**Exercise data:**
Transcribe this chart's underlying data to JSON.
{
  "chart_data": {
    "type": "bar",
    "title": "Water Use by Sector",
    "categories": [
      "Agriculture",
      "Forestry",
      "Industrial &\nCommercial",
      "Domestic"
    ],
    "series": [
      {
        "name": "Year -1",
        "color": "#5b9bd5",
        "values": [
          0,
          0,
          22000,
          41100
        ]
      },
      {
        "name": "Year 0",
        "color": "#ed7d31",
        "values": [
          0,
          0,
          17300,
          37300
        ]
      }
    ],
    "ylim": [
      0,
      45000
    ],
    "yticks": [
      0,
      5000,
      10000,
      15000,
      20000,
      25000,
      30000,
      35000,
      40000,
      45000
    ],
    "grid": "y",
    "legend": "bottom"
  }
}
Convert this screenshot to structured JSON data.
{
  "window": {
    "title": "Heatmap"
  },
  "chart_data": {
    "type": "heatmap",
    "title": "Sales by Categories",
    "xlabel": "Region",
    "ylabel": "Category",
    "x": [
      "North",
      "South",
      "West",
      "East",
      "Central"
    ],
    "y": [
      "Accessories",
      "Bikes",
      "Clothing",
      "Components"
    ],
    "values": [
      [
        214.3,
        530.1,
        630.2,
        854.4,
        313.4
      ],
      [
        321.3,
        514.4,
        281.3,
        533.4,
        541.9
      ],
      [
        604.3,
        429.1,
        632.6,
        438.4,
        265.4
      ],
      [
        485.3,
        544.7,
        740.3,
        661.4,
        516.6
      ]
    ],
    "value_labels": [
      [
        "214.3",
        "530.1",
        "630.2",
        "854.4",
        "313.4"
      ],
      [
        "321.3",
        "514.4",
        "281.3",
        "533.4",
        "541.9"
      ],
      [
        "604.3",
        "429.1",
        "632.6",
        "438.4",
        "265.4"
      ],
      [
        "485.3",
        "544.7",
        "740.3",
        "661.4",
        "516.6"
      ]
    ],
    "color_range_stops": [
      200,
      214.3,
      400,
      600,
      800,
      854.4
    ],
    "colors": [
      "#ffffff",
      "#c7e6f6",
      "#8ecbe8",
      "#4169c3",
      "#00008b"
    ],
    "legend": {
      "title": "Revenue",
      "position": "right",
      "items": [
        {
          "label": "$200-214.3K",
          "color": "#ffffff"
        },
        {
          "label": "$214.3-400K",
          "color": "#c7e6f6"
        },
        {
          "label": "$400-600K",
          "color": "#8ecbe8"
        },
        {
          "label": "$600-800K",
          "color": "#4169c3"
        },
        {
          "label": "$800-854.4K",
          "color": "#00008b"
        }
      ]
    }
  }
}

**Challenge:**
Nothing in the data may differ; print all of it exactly as written.

**Reply:**
Transcribe this chart's underlying data to JSON.
{
  "chart_data": {
    "type": "bar",
    "title": "Water Use by Sector",
    "categories": [
      "Agriculture",
      "Forestry",
      "Industrial &\nCommercial",
      "Domestic"
    ],
    "series": [
      {
        "name": "Year -1",
        "color": "#5b9bd5",
        "values": [
          0,
          0,
          22000,
          41100
        ]
      },
      {
        "name": "Year 0",
        "color": "#ed7d31",
        "values": [
          0,
          0,
          17300,
          37300
        ]
      }
    ],
    "ylim": [
      0,
      45000
    ],
    "yticks": [
      0,
      5000,
      10000,
      15000,
      20000,
      25000,
      30000,
      35000,
      40000,
      45000
    ],
    "grid": "y",
    "legend": "bottom"
  }
}
Convert this screenshot to structured JSON data.
{
  "window": {
    "title": "Heatmap"
  },
  "chart_data": {
    "type": "heatmap",
    "title": "Sales by Categories",
    "xlabel": "Region",
    "ylabel": "Category",
    "x": [
      "North",
      "South",
      "West",
      "East",
      "Central"
    ],
    "y": [
      "Accessories",
      "Bikes",
      "Clothing",
      "Components"
    ],
    "values": [
      [
        214.3,
        530.1,
        630.2,
        854.4,
        313.4
      ],
      [
        321.3,
        514.4,
        281.3,
        533.4,
        541.9
      ],
      [
        604.3,
        429.1,
        632.6,
        438.4,
        265.4
      ],
      [
        485.3,
        544.7,
        740.3,
        661.4,
        516.6
      ]
    ],
    "value_labels": [
      [
        "214.3",
        "530.1",
        "630.2",
        "854.4",
        "313.4"
      ],
      [
        "321.3",
        "514.4",
        "281.3",
        "533.4",
        "541.9"
      ],
      [
        "604.3",
        "429.1",
        "632.6",
        "438.4",
        "265.4"
      ],
      [
        "485.3",
        "544.7",
        "740.3",
        "661.4",
        "516.6"
      ]
    ],
    "color_range_stops": [
      200,
      214.3,
      400,
      600,
      800,
      854.4
    ],
    "colors": [
      "#ffffff",
      "#c7e6f6",
      "#8ecbe8",
      "#4169c3",
      "#00008b"
    ],
    "legend": {
      "title": "Revenue",
      "position": "right",
      "items": [
        {
          "label": "$200-214.3K",
          "color": "#ffffff"
        },
        {
          "label": "$214.3-400K",
          "color": "#c7e6f6"
        },
        {
          "label": "$400-600K",
          "color": "#8ecbe8"
        },
        {
          "label": "$600-800K",
          "color": "#4169c3"
        },
        {
          "label": "$800-854.4K",
          "color": "#00008b"
        }
      ]
    }
  }
}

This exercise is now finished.